[Dataset entries]

::::

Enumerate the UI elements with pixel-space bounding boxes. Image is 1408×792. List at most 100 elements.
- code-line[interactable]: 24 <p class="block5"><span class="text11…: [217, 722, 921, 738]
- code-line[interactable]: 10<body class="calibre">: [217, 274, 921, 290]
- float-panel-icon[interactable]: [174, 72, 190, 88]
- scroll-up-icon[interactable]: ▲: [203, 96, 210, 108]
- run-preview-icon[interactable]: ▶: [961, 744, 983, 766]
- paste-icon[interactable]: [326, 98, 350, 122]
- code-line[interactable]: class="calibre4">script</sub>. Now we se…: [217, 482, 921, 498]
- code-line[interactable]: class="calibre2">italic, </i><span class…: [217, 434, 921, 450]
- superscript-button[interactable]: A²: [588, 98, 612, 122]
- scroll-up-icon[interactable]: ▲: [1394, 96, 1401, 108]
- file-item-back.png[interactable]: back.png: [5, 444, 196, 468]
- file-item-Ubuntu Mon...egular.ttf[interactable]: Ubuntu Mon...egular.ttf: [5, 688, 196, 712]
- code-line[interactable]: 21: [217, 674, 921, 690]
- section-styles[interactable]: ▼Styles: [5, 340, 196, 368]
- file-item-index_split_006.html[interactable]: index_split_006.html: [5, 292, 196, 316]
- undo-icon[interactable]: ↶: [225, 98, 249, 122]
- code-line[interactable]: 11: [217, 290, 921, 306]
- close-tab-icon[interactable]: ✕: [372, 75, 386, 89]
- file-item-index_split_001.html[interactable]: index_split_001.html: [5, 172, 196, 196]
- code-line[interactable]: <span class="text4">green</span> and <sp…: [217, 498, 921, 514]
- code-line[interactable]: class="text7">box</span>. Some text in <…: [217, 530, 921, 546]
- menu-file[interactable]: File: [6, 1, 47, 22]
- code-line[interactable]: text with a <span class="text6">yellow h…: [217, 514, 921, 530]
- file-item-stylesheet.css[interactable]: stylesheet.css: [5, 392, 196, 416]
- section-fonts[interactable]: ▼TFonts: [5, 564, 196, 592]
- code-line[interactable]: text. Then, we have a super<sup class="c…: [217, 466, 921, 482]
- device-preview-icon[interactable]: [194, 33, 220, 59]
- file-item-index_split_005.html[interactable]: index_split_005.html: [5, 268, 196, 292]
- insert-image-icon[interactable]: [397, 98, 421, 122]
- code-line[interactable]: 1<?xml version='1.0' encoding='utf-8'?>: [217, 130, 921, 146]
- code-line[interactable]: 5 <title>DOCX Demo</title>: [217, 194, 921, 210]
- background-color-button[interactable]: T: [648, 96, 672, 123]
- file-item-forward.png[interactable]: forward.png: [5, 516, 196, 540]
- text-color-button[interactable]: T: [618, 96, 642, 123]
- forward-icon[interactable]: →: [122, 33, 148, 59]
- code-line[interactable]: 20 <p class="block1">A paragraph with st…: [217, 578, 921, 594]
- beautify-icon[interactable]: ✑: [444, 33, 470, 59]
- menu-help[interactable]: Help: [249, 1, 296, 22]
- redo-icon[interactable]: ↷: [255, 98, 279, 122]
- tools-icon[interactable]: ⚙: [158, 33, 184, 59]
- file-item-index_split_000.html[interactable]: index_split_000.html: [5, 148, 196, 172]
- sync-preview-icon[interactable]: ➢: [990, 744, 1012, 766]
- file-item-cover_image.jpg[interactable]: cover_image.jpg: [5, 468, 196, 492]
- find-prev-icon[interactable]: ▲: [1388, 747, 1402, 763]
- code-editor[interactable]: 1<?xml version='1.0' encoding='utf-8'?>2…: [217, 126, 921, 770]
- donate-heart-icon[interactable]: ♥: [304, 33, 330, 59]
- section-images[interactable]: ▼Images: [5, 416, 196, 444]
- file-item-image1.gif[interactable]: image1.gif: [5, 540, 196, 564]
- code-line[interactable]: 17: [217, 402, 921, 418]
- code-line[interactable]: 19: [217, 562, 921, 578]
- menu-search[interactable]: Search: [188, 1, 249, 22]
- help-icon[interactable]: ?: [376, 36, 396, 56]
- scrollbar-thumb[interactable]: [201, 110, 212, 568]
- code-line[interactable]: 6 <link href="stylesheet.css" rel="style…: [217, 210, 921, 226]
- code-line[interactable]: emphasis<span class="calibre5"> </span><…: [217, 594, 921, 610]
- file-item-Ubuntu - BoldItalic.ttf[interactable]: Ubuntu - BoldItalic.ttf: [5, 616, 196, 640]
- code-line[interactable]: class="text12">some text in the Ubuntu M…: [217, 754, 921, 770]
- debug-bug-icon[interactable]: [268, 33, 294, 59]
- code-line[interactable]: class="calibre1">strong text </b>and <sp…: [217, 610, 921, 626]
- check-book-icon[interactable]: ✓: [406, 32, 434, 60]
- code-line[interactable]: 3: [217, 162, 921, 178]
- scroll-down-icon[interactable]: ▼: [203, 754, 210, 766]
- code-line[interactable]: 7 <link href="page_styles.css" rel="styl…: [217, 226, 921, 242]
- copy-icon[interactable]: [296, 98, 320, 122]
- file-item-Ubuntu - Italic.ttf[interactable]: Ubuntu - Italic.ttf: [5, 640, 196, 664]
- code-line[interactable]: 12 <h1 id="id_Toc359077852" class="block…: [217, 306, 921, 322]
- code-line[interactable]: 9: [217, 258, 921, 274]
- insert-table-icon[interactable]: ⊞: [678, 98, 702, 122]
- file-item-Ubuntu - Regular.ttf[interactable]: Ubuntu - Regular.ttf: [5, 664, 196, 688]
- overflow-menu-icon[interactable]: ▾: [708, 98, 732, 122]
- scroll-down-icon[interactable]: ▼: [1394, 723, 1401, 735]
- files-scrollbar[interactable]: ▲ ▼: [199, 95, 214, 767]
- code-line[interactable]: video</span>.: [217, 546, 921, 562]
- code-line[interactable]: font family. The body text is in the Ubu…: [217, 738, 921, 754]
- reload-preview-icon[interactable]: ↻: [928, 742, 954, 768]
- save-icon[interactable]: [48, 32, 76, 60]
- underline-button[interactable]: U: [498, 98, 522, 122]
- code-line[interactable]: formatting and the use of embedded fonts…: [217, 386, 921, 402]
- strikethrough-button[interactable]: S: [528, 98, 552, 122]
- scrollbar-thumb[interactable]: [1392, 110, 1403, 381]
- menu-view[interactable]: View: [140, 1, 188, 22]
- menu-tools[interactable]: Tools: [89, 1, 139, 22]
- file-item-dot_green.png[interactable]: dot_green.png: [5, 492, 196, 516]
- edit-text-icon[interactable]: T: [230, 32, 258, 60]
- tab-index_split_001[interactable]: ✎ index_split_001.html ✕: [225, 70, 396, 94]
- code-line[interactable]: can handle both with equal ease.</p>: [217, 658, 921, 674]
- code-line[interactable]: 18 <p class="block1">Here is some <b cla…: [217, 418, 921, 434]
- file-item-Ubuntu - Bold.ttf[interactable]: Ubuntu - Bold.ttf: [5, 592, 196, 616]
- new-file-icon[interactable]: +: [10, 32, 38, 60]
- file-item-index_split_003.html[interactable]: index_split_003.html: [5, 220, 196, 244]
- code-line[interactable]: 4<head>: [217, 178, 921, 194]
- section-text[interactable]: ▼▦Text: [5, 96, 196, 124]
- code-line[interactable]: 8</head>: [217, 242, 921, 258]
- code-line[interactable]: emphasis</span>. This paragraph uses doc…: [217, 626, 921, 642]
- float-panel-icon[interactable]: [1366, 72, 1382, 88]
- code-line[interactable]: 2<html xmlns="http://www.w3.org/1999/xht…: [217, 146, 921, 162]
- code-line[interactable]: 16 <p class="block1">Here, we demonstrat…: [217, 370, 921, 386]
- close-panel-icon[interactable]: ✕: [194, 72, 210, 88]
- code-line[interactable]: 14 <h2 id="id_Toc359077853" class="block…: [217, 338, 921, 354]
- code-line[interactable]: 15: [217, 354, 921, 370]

::::

> REQUIREMENTS: Copy out the items word for word, from their first line through the line containing "- code-line[interactable]: text with", with both ends included.

> SOLUTION:
Enumerate the UI elements with pixel-space bounding boxes. Image is 1408×792. List at most 100 elements.
- code-line[interactable]: 24 <p class="block5"><span class="text11…: [217, 722, 921, 738]
- code-line[interactable]: 10<body class="calibre">: [217, 274, 921, 290]
- float-panel-icon[interactable]: [174, 72, 190, 88]
- scroll-up-icon[interactable]: ▲: [203, 96, 210, 108]
- run-preview-icon[interactable]: ▶: [961, 744, 983, 766]
- paste-icon[interactable]: [326, 98, 350, 122]
- code-line[interactable]: class="calibre4">script</sub>. Now we se…: [217, 482, 921, 498]
- code-line[interactable]: class="calibre2">italic, </i><span class…: [217, 434, 921, 450]
- superscript-button[interactable]: A²: [588, 98, 612, 122]
- scroll-up-icon[interactable]: ▲: [1394, 96, 1401, 108]
- file-item-back.png[interactable]: back.png: [5, 444, 196, 468]
- file-item-Ubuntu Mon...egular.ttf[interactable]: Ubuntu Mon...egular.ttf: [5, 688, 196, 712]
- code-line[interactable]: 21: [217, 674, 921, 690]
- section-styles[interactable]: ▼Styles: [5, 340, 196, 368]
- file-item-index_split_006.html[interactable]: index_split_006.html: [5, 292, 196, 316]
- undo-icon[interactable]: ↶: [225, 98, 249, 122]
- code-line[interactable]: 11: [217, 290, 921, 306]
- close-tab-icon[interactable]: ✕: [372, 75, 386, 89]
- file-item-index_split_001.html[interactable]: index_split_001.html: [5, 172, 196, 196]
- code-line[interactable]: <span class="text4">green</span> and <sp…: [217, 498, 921, 514]
- code-line[interactable]: class="text7">box</span>. Some text in <…: [217, 530, 921, 546]
- menu-file[interactable]: File: [6, 1, 47, 22]
- code-line[interactable]: text with a <span class="text6">yellow h…: [217, 514, 921, 530]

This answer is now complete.